DATA:
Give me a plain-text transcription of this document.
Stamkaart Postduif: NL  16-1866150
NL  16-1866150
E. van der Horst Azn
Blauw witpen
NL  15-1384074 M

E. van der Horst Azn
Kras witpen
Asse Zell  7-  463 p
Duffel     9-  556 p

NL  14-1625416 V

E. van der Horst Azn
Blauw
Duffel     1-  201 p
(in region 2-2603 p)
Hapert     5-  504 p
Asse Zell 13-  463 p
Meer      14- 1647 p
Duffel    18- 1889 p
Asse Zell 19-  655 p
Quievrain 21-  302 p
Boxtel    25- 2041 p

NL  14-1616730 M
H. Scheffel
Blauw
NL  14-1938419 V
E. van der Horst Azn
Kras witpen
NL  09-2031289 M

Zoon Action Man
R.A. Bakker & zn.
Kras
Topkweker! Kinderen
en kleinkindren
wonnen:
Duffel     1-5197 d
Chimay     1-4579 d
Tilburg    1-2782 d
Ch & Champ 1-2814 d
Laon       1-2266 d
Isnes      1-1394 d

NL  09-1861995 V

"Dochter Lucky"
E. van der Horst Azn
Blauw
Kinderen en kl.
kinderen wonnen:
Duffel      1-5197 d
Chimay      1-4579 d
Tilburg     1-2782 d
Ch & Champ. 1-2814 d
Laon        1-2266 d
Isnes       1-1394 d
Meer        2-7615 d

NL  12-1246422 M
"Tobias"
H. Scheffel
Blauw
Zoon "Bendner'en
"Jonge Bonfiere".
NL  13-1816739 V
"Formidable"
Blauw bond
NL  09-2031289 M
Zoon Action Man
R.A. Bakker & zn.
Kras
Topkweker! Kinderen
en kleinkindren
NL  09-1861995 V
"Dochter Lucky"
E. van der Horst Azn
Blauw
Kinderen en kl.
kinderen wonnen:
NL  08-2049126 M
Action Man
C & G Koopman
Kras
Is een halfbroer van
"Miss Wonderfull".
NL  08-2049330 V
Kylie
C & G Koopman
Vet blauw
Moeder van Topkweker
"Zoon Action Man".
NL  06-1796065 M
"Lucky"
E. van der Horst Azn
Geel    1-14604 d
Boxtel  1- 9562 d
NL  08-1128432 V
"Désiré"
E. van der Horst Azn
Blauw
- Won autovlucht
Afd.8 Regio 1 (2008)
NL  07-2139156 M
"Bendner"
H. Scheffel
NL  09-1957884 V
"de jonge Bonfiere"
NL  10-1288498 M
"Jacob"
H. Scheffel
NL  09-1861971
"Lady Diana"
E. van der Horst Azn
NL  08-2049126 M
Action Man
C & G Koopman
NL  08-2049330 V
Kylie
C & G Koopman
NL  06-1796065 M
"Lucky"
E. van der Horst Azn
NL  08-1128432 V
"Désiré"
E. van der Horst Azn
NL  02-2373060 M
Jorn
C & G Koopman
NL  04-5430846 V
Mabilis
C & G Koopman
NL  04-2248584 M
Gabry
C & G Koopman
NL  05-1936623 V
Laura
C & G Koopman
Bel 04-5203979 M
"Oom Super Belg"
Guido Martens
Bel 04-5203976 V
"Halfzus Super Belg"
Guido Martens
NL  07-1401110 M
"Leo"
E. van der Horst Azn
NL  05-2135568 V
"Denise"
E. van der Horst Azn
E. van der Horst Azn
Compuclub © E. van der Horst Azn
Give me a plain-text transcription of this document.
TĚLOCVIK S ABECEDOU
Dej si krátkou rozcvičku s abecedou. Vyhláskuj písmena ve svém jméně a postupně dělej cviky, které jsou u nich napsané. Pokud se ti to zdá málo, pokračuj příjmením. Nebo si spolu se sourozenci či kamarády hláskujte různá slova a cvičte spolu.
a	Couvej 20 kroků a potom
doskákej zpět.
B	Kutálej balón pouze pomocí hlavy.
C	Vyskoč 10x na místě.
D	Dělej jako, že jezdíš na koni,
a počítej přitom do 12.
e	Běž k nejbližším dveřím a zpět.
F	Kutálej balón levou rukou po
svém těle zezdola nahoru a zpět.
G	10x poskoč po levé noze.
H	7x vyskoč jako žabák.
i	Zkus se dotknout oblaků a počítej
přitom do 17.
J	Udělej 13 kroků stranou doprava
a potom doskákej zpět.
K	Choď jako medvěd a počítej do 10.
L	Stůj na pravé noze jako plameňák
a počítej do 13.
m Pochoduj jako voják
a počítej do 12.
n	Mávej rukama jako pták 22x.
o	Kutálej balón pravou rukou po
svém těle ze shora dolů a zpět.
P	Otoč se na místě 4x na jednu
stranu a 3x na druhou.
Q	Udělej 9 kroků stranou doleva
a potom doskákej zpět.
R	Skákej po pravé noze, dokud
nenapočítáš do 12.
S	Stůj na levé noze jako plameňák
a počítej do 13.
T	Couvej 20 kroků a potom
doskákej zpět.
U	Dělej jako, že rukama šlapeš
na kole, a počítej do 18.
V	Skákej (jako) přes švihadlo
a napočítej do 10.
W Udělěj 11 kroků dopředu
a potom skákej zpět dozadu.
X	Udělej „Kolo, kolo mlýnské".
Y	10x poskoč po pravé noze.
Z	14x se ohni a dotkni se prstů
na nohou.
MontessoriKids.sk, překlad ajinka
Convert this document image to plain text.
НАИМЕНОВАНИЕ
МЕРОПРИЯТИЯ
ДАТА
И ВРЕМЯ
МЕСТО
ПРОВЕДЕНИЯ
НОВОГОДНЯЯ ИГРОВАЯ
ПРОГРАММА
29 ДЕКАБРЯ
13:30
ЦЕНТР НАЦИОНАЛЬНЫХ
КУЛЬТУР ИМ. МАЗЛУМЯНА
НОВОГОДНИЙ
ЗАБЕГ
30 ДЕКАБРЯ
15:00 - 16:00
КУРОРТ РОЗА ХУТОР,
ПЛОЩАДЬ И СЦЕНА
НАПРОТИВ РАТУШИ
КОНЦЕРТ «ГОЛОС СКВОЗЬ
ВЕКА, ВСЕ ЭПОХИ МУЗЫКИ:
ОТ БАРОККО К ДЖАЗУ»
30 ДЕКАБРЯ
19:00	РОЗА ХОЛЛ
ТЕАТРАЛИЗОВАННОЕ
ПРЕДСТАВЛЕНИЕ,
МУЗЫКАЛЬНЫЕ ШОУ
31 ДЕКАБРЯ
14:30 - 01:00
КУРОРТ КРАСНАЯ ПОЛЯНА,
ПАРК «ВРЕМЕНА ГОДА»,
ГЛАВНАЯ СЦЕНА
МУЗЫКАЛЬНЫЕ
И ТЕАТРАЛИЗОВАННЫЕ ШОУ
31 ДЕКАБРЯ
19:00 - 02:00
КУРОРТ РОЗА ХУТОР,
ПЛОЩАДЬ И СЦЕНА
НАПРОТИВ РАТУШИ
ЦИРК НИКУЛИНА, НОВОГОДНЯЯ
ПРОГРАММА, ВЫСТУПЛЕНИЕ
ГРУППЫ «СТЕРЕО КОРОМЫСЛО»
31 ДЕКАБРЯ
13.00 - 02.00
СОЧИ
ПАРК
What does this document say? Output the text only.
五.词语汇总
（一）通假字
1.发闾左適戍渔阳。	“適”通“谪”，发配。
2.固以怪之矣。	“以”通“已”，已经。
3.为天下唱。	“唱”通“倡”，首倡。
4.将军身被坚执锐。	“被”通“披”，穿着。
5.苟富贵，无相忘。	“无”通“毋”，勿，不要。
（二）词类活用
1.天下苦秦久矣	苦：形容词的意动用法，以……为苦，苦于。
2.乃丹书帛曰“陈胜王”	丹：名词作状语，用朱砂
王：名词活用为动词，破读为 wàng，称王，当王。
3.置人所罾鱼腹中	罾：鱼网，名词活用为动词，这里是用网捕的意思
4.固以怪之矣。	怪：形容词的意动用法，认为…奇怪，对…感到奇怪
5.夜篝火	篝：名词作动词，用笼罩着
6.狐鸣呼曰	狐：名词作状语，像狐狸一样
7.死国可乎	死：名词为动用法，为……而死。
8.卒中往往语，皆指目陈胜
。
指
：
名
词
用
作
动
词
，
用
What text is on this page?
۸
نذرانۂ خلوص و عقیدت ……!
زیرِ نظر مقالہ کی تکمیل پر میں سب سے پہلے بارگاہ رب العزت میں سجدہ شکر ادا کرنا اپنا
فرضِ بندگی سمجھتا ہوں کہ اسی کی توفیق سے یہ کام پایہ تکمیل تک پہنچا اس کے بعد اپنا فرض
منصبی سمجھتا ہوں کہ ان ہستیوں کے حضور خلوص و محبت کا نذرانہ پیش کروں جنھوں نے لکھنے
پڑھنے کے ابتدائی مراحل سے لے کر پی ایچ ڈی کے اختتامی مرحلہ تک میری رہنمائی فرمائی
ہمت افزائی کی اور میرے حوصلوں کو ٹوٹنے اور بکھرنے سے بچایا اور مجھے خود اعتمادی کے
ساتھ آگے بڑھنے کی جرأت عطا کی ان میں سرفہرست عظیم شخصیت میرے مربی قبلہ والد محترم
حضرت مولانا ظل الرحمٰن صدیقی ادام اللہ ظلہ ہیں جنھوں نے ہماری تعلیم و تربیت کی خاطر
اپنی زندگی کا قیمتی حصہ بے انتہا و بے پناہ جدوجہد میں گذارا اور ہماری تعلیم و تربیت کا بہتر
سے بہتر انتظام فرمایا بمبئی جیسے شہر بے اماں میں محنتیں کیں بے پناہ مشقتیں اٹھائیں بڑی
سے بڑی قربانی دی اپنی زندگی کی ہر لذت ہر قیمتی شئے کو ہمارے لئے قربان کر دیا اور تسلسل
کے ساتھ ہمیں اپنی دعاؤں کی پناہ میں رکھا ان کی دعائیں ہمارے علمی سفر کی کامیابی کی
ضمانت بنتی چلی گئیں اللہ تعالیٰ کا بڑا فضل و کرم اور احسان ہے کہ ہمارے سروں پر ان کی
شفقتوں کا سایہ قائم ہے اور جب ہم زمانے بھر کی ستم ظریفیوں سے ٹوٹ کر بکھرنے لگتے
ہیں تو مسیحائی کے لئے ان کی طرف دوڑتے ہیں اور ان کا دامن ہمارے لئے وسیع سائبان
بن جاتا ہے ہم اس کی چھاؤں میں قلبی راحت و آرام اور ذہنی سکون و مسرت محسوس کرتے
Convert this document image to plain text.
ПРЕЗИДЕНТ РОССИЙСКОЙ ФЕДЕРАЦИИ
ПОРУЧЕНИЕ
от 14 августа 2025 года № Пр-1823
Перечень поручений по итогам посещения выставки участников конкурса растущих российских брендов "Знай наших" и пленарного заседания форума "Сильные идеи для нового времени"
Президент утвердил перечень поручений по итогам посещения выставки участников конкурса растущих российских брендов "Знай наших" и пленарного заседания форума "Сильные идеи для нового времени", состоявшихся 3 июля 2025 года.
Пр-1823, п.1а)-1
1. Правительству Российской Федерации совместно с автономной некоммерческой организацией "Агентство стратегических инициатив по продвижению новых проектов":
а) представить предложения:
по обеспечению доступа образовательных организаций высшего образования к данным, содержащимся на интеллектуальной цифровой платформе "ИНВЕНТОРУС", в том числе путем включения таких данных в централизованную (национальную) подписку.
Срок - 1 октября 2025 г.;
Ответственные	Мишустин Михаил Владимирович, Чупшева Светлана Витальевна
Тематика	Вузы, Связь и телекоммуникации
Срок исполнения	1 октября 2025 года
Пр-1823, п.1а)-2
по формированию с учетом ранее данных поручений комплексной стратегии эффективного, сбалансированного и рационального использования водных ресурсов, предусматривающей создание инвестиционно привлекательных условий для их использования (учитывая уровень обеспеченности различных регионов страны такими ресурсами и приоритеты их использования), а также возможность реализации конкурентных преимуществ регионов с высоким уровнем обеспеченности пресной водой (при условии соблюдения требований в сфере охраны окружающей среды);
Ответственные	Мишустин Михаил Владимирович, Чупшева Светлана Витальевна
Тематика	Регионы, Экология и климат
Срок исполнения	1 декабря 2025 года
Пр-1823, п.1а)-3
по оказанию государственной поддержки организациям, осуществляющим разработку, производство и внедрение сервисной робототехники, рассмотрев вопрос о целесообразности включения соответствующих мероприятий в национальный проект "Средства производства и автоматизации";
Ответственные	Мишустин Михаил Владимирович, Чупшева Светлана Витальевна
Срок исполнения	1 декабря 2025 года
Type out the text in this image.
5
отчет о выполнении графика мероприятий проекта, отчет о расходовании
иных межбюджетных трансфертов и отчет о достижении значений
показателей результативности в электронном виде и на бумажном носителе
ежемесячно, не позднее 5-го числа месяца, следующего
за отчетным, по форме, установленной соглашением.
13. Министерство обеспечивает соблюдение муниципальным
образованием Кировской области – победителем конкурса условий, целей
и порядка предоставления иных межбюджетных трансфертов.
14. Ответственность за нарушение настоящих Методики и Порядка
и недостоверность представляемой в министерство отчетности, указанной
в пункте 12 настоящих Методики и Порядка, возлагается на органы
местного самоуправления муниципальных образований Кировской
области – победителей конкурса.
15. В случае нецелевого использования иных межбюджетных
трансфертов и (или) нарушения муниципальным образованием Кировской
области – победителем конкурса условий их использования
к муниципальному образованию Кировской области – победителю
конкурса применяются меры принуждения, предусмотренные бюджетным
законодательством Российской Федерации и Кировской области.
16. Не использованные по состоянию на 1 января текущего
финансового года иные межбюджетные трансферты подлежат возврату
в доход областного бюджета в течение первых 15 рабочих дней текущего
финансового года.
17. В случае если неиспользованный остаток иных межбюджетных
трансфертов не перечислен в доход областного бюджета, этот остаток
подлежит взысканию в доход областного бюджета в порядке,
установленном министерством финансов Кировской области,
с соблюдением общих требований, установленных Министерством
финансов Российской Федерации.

AIM:
Look through the entries and work out how many lines have the word "بہتر" in them; reply with that number only.

ANSWER TO THE TASK:
2